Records
** start **

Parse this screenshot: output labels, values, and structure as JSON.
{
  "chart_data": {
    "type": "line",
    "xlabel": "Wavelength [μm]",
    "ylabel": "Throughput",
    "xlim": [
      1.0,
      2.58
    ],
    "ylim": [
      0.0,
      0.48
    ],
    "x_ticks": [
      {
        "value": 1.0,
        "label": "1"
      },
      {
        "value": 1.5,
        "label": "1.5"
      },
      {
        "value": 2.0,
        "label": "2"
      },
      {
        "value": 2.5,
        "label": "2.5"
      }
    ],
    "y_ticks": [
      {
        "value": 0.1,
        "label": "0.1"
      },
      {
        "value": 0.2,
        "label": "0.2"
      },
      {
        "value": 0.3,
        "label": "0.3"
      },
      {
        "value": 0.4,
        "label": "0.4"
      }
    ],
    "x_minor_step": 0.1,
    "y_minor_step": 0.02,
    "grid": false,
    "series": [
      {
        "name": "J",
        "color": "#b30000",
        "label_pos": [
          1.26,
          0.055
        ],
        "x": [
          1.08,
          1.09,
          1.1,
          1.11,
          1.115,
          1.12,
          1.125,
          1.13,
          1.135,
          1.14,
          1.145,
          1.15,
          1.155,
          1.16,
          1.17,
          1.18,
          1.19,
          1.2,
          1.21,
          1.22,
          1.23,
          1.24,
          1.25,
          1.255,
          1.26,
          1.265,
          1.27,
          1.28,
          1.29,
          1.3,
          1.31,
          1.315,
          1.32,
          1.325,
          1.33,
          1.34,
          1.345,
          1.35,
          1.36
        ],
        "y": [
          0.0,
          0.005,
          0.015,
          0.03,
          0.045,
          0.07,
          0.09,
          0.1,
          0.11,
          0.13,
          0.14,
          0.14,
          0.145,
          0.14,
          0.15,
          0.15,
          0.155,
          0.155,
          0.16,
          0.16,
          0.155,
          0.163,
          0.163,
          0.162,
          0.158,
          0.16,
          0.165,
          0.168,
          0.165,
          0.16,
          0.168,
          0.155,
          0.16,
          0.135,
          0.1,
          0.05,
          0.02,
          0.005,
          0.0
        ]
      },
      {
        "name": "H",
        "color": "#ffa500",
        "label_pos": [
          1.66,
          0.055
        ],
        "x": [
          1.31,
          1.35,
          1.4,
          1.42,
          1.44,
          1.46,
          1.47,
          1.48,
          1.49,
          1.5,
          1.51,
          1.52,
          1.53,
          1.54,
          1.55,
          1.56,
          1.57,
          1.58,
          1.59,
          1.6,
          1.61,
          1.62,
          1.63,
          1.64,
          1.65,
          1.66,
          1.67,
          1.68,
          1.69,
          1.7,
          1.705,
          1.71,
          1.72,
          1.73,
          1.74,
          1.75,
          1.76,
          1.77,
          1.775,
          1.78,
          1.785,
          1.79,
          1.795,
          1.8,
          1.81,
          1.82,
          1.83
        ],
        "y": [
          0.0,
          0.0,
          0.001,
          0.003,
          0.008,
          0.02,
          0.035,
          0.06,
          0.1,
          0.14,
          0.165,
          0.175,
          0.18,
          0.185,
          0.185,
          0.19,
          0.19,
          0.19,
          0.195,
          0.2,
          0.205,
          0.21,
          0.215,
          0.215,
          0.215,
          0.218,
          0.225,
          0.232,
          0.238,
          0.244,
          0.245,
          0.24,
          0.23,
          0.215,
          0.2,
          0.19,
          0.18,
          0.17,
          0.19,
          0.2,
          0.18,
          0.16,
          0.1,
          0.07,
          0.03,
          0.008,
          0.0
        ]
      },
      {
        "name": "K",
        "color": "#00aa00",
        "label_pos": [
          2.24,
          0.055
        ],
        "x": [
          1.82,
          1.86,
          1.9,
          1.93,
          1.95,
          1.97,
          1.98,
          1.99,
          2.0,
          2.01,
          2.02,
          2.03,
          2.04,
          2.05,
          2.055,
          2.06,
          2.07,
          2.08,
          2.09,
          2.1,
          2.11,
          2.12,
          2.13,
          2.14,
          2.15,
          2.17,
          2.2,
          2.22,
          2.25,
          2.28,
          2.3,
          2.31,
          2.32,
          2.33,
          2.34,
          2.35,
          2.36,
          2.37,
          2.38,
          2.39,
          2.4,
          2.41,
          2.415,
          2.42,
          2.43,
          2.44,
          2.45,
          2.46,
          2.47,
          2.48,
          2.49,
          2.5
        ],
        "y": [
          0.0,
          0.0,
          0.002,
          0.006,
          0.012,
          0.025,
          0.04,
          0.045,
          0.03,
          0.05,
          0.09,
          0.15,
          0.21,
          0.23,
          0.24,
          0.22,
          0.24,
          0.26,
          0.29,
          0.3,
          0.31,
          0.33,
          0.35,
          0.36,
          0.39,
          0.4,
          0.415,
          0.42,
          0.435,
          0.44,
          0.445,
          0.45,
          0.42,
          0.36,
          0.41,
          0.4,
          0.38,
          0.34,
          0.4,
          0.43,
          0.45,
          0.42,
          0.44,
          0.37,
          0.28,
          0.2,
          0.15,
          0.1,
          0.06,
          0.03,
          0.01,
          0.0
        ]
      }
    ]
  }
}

** end **

What is needed: Word for word, write out all of the data above.

Task response:
Parse this screenshot: output labels, values, and structure as JSON.
{
  "chart_data": {
    "type": "line",
    "xlabel": "Wavelength [μm]",
    "ylabel": "Throughput",
    "xlim": [
      1.0,
      2.58
    ],
    "ylim": [
      0.0,
      0.48
    ],
    "x_ticks": [
      {
        "value": 1.0,
        "label": "1"
      },
      {
        "value": 1.5,
        "label": "1.5"
      },
      {
        "value": 2.0,
        "label": "2"
      },
      {
        "value": 2.5,
        "label": "2.5"
      }
    ],
    "y_ticks": [
      {
        "value": 0.1,
        "label": "0.1"
      },
      {
        "value": 0.2,
        "label": "0.2"
      },
      {
        "value": 0.3,
        "label": "0.3"
      },
      {
        "value": 0.4,
        "label": "0.4"
      }
    ],
    "x_minor_step": 0.1,
    "y_minor_step": 0.02,
    "grid": false,
    "series": [
      {
        "name": "J",
        "color": "#b30000",
        "label_pos": [
          1.26,
          0.055
        ],
        "x": [
          1.08,
          1.09,
          1.1,
          1.11,
          1.115,
          1.12,
          1.125,
          1.13,
          1.135,
          1.14,
          1.145,
          1.15,
          1.155,
          1.16,
          1.17,
          1.18,
          1.19,
          1.2,
          1.21,
          1.22,
          1.23,
          1.24,
          1.25,
          1.255,
          1.26,
          1.265,
          1.27,
          1.28,
          1.29,
          1.3,
          1.31,
          1.315,
          1.32,
          1.325,
          1.33,
          1.34,
          1.345,
          1.35,
          1.36
        ],
        "y": [
          0.0,
          0.005,
          0.015,
          0.03,
          0.045,
          0.07,
          0.09,
          0.1,
          0.11,
          0.13,
          0.14,
          0.14,
          0.145,
          0.14,
          0.15,
          0.15,
          0.155,
          0.155,
          0.16,
          0.16,
          0.155,
          0.163,
          0.163,
          0.162,
          0.158,
          0.16,
          0.165,
          0.168,
          0.165,
          0.16,
          0.168,
          0.155,
          0.16,
          0.135,
          0.1,
          0.05,
          0.02,
          0.005,
          0.0
        ]
      },
      {
        "name": "H",
        "color": "#ffa500",
        "label_pos": [
          1.66,
          0.055
        ],
        "x": [
          1.31,
          1.35,
          1.4,
          1.42,
          1.44,
          1.46,
          1.47,
          1.48,
          1.49,
          1.5,
          1.51,
          1.52,
          1.53,
          1.54,
          1.55,
          1.56,
          1.57,
          1.58,
          1.59,
          1.6,
          1.61,
          1.62,
          1.63,
          1.64,
          1.65,
          1.66,
          1.67,
          1.68,
          1.69,
          1.7,
          1.705,
          1.71,
          1.72,
          1.73,
          1.74,
          1.75,
          1.76,
          1.77,
          1.775,
          1.78,
          1.785,
          1.79,
          1.795,
          1.8,
          1.81,
          1.82,
          1.83
        ],
        "y": [
          0.0,
          0.0,
          0.001,
          0.003,
          0.008,
          0.02,
          0.035,
          0.06,
          0.1,
          0.14,
          0.165,
          0.175,
          0.18,
          0.185,
          0.185,
          0.19,
          0.19,
          0.19,
          0.195,
          0.2,
          0.205,
          0.21,
          0.215,
          0.215,
          0.215,
          0.218,
          0.225,
          0.232,
          0.238,
          0.244,
          0.245,
          0.24,
          0.23,
          0.215,
          0.2,
          0.19,
          0.18,
          0.17,
          0.19,
          0.2,
          0.18,
          0.16,
          0.1,
          0.07,
          0.03,
          0.008,
          0.0
        ]
      },
      {
        "name": "K",
        "color": "#00aa00",
        "label_pos": [
          2.24,
          0.055
        ],
        "x": [
          1.82,
          1.86,
          1.9,
          1.93,
          1.95,
          1.97,
          1.98,
          1.99,
          2.0,
          2.01,
          2.02,
          2.03,
          2.04,
          2.05,
          2.055,
          2.06,
          2.07,
          2.08,
          2.09,
          2.1,
          2.11,
          2.12,
          2.13,
          2.14,
          2.15,
          2.17,
          2.2,
          2.22,
          2.25,
          2.28,
          2.3,
          2.31,
          2.32,
          2.33,
          2.34,
          2.35,
          2.36,
          2.37,
          2.38,
          2.39,
          2.4,
          2.41,
          2.415,
          2.42,
          2.43,
          2.44,
          2.45,
          2.46,
          2.47,
          2.48,
          2.49,
          2.5
        ],
        "y": [
          0.0,
          0.0,
          0.002,
          0.006,
          0.012,
          0.025,
          0.04,
          0.045,
          0.03,
          0.05,
          0.09,
          0.15,
          0.21,
          0.23,
          0.24,
          0.22,
          0.24,
          0.26,
          0.29,
          0.3,
          0.31,
          0.33,
          0.35,
          0.36,
          0.39,
          0.4,
          0.415,
          0.42,
          0.435,
          0.44,
          0.445,
          0.45,
          0.42,
          0.36,
          0.41,
          0.4,
          0.38,
          0.34,
          0.4,
          0.43,
          0.45,
          0.42,
          0.44,
          0.37,
          0.28,
          0.2,
          0.15,
          0.1,
          0.06,
          0.03,
          0.01,
          0.0
        ]
      }
    ]
  }
}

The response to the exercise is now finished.